[Figure data in JSON]
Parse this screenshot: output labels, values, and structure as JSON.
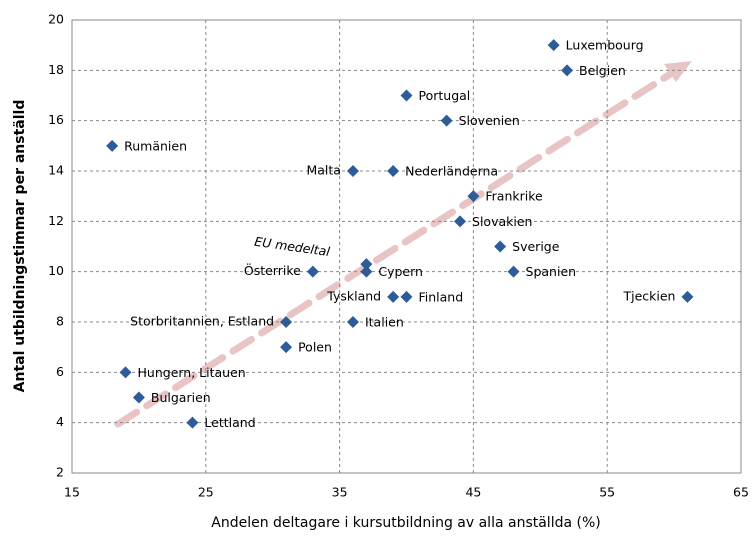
{
  "chart_data": {
    "type": "scatter",
    "xlabel": "Andelen deltagare i kursutbildning av alla anställda  (%)",
    "ylabel": "Antal utbildningstimmar per anställd",
    "labels": [
      "Luxembourg",
      "Belgien",
      "Portugal",
      "Slovenien",
      "Rumänien",
      "Malta",
      "Nederländerna",
      "Frankrike",
      "Slovakien",
      "Sverige",
      "EU medeltal",
      "Österrike",
      "Cypern",
      "Spanien",
      "Tyskland",
      "Finland",
      "Tjeckien",
      "Storbritannien, Estland",
      "Italien",
      "Polen",
      "Hungern, Litauen",
      "Bulgarien",
      "Lettland"
    ],
    "x": [
      51,
      52,
      40,
      43,
      18,
      36,
      39,
      45,
      44,
      47,
      37,
      33,
      37,
      48,
      39,
      40,
      61,
      31,
      36,
      31,
      19,
      20,
      24
    ],
    "values": [
      19,
      18,
      17,
      16,
      15,
      14,
      14,
      13,
      12,
      11,
      10.3,
      10,
      10,
      10,
      9,
      9,
      9,
      8,
      8,
      7,
      6,
      5,
      4
    ],
    "color": "#2e5c99",
    "xlim": [
      15,
      65
    ],
    "xticks": [
      15,
      25,
      35,
      45,
      55,
      65
    ],
    "ylim": [
      2,
      20
    ],
    "yticks": [
      2,
      4,
      6,
      8,
      10,
      12,
      14,
      16,
      18,
      20
    ],
    "grid": true
  }
}
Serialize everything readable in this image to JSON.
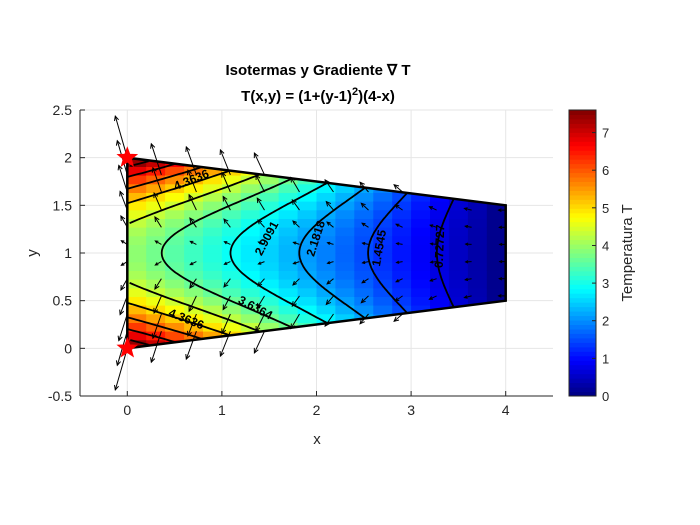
{
  "chart_data": {
    "type": "contour",
    "title": "Isotermas y Gradiente ∇ T",
    "subtitle": "T(x,y) = (1+(y-1)²)(4-x)",
    "xlabel": "x",
    "ylabel": "y",
    "xlim": [
      -0.5,
      4.5
    ],
    "ylim": [
      -0.5,
      2.5
    ],
    "xticks": [
      "0",
      "1",
      "2",
      "3",
      "4"
    ],
    "yticks": [
      "-0.5",
      "0",
      "0.5",
      "1",
      "1.5",
      "2",
      "2.5"
    ],
    "grid": true,
    "colorbar": {
      "label": "Temperatura T",
      "range": [
        0,
        7.6
      ],
      "ticks": [
        "0",
        "1",
        "2",
        "3",
        "4",
        "5",
        "6",
        "7"
      ],
      "colormap": "jet"
    },
    "domain_vertices": [
      [
        0,
        0
      ],
      [
        4,
        0.5
      ],
      [
        4,
        1.5
      ],
      [
        0,
        2
      ]
    ],
    "contour_labels": [
      "4.3636",
      "4.3636",
      "3.6364",
      "2.9091",
      "2.1818",
      "1.4545",
      "0.72727"
    ],
    "marked_points": [
      [
        0,
        2
      ],
      [
        0,
        0
      ]
    ],
    "colors": {
      "marker": "#ff0000",
      "boundary": "#000000",
      "contour": "#000000",
      "grid": "#e6e6e6"
    }
  }
}
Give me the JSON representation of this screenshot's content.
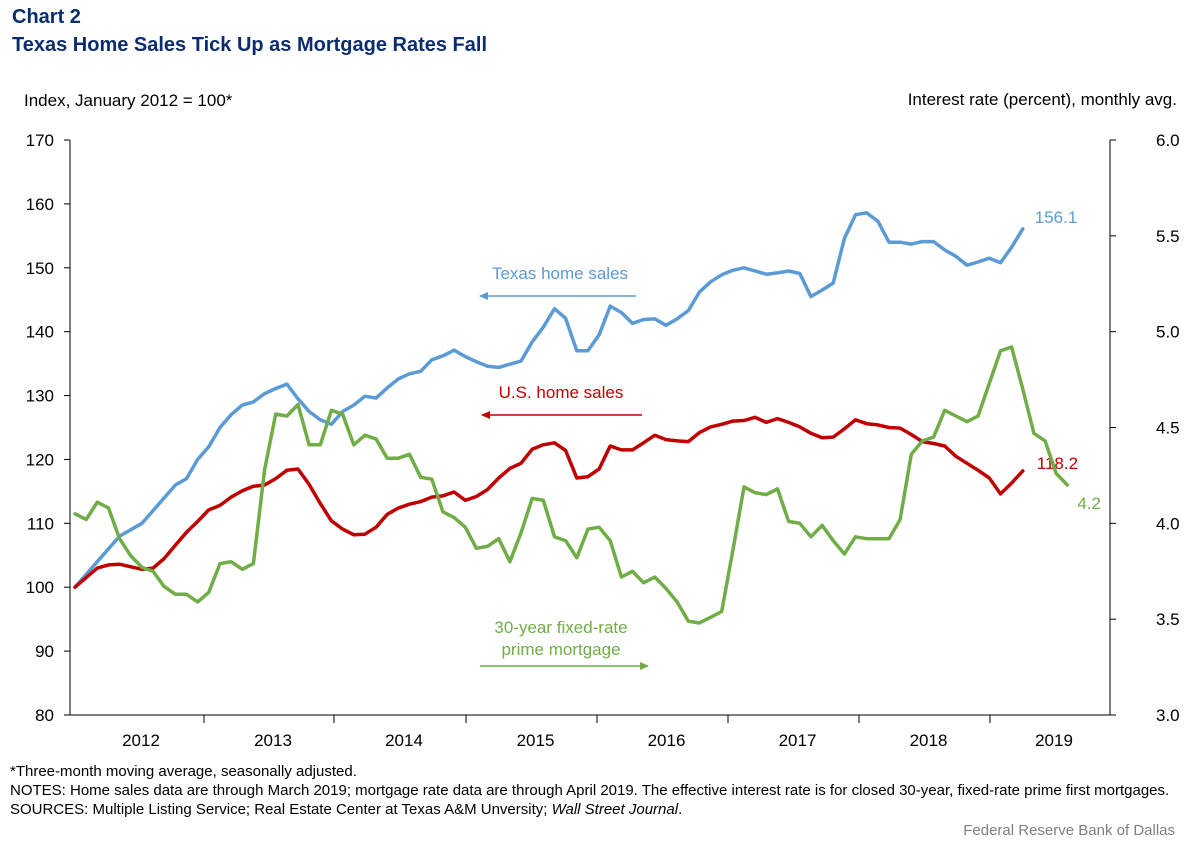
{
  "header": {
    "chart_label": "Chart 2",
    "title": "Texas Home Sales Tick Up as Mortgage Rates Fall",
    "left_axis_unit": "Index, January 2012 = 100*",
    "right_axis_unit": "Interest rate (percent), monthly  avg."
  },
  "chart_data": {
    "type": "line",
    "title": "Texas Home Sales Tick Up as Mortgage Rates Fall",
    "x_labels": [
      "2012",
      "2013",
      "2014",
      "2015",
      "2016",
      "2017",
      "2018",
      "2019"
    ],
    "y_left": {
      "label": "Index, January 2012 = 100*",
      "range": [
        80,
        170
      ],
      "ticks": [
        "80",
        "90",
        "100",
        "110",
        "120",
        "130",
        "140",
        "150",
        "160",
        "170"
      ]
    },
    "y_right": {
      "label": "Interest rate (percent), monthly  avg.",
      "range": [
        3.0,
        6.0
      ],
      "ticks": [
        "3.0",
        "3.5",
        "4.0",
        "4.5",
        "5.0",
        "5.5",
        "6.0"
      ]
    },
    "grid": false,
    "series": [
      {
        "name": "Texas home sales",
        "color": "#5b9bd5",
        "axis": "left",
        "start": "2012-01",
        "end_label": "156.1",
        "values": [
          100,
          102,
          104,
          106,
          108,
          109,
          110,
          112,
          114,
          116,
          117,
          120,
          122,
          125,
          127,
          128.5,
          129,
          130.3,
          131.1,
          131.8,
          129.5,
          127.5,
          126.2,
          125.5,
          127.5,
          128.5,
          129.9,
          129.6,
          131.2,
          132.6,
          133.4,
          133.8,
          135.6,
          136.2,
          137.1,
          136.1,
          135.3,
          134.6,
          134.4,
          134.9,
          135.4,
          138.4,
          140.7,
          143.6,
          142.1,
          137,
          137,
          139.5,
          144,
          143,
          141.3,
          141.9,
          142,
          141,
          142,
          143.3,
          146.2,
          147.8,
          148.9,
          149.6,
          150,
          149.5,
          149,
          149.2,
          149.5,
          149.1,
          145.5,
          146.5,
          147.6,
          154.6,
          158.3,
          158.6,
          157.3,
          154,
          154,
          153.7,
          154.1,
          154.1,
          152.8,
          151.8,
          150.4,
          150.9,
          151.5,
          150.8,
          153.2,
          156.1
        ]
      },
      {
        "name": "U.S. home sales",
        "color": "#c00000",
        "axis": "left",
        "start": "2012-01",
        "end_label": "118.2",
        "values": [
          100,
          101.5,
          103,
          103.5,
          103.6,
          103.2,
          102.8,
          103,
          104.5,
          106.6,
          108.6,
          110.3,
          112.1,
          112.8,
          114.1,
          115.1,
          115.8,
          116,
          117,
          118.3,
          118.5,
          116.1,
          113.1,
          110.4,
          109.1,
          108.2,
          108.3,
          109.4,
          111.4,
          112.4,
          113,
          113.4,
          114.1,
          114.3,
          114.9,
          113.6,
          114.2,
          115.3,
          117.1,
          118.6,
          119.4,
          121.6,
          122.3,
          122.6,
          121.4,
          117.1,
          117.3,
          118.5,
          122.1,
          121.5,
          121.5,
          122.6,
          123.8,
          123.1,
          122.9,
          122.8,
          124.2,
          125.1,
          125.5,
          126,
          126.1,
          126.6,
          125.8,
          126.4,
          125.8,
          125.1,
          124.1,
          123.4,
          123.5,
          124.8,
          126.2,
          125.6,
          125.4,
          125,
          124.9,
          123.9,
          122.8,
          122.5,
          122.1,
          120.5,
          119.4,
          118.3,
          117.1,
          114.6,
          116.3,
          118.2
        ]
      },
      {
        "name": "30-year fixed-rate prime mortgage",
        "color": "#70ad47",
        "axis": "right",
        "start": "2012-01",
        "end_label": "4.2",
        "values": [
          4.05,
          4.02,
          4.11,
          4.08,
          3.92,
          3.83,
          3.77,
          3.75,
          3.67,
          3.63,
          3.63,
          3.59,
          3.64,
          3.79,
          3.8,
          3.76,
          3.79,
          4.28,
          4.57,
          4.56,
          4.62,
          4.41,
          4.41,
          4.59,
          4.57,
          4.41,
          4.46,
          4.44,
          4.34,
          4.34,
          4.36,
          4.24,
          4.23,
          4.06,
          4.03,
          3.98,
          3.87,
          3.88,
          3.92,
          3.8,
          3.95,
          4.13,
          4.12,
          3.93,
          3.91,
          3.82,
          3.97,
          3.98,
          3.91,
          3.72,
          3.75,
          3.69,
          3.72,
          3.66,
          3.59,
          3.49,
          3.48,
          3.51,
          3.54,
          3.86,
          4.19,
          4.16,
          4.15,
          4.18,
          4.01,
          4.0,
          3.93,
          3.99,
          3.91,
          3.84,
          3.93,
          3.92,
          3.92,
          3.92,
          4.02,
          4.36,
          4.43,
          4.45,
          4.59,
          4.56,
          4.53,
          4.56,
          4.73,
          4.9,
          4.92,
          4.7,
          4.47,
          4.43,
          4.26,
          4.2
        ]
      }
    ],
    "annotations": [
      {
        "text": "Texas home sales",
        "color": "#5b9bd5",
        "arrow": "left"
      },
      {
        "text": "U.S. home sales",
        "color": "#c00000",
        "arrow": "left"
      },
      {
        "text": "30-year fixed-rate",
        "text2": "prime mortgage",
        "color": "#70ad47",
        "arrow": "right"
      }
    ]
  },
  "notes": {
    "line1": "*Three-month moving average, seasonally adjusted.",
    "line2": "NOTES: Home sales data are through March 2019; mortgage rate data are through April 2019. The effective interest rate is for closed 30-year, fixed-rate prime first mortgages.",
    "sources_prefix": "SOURCES: Multiple Listing Service; Real Estate Center at Texas A&M Unversity; ",
    "sources_italic": "Wall Street Journal",
    "sources_suffix": ".",
    "credit": "Federal Reserve  Bank of Dallas"
  }
}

TASK INSTRUCTIONS: Copy all lines from the data that hold the word "year".

REPLY:
        "name": "30-year fixed-rate prime mortgage",
        "text": "30-year fixed-rate",
    "line2": "NOTES: Home sales data are through March 2019; mortgage rate data are through April 2019. The effective interest rate is for closed 30-year, fixed-rate prime first mortgages.",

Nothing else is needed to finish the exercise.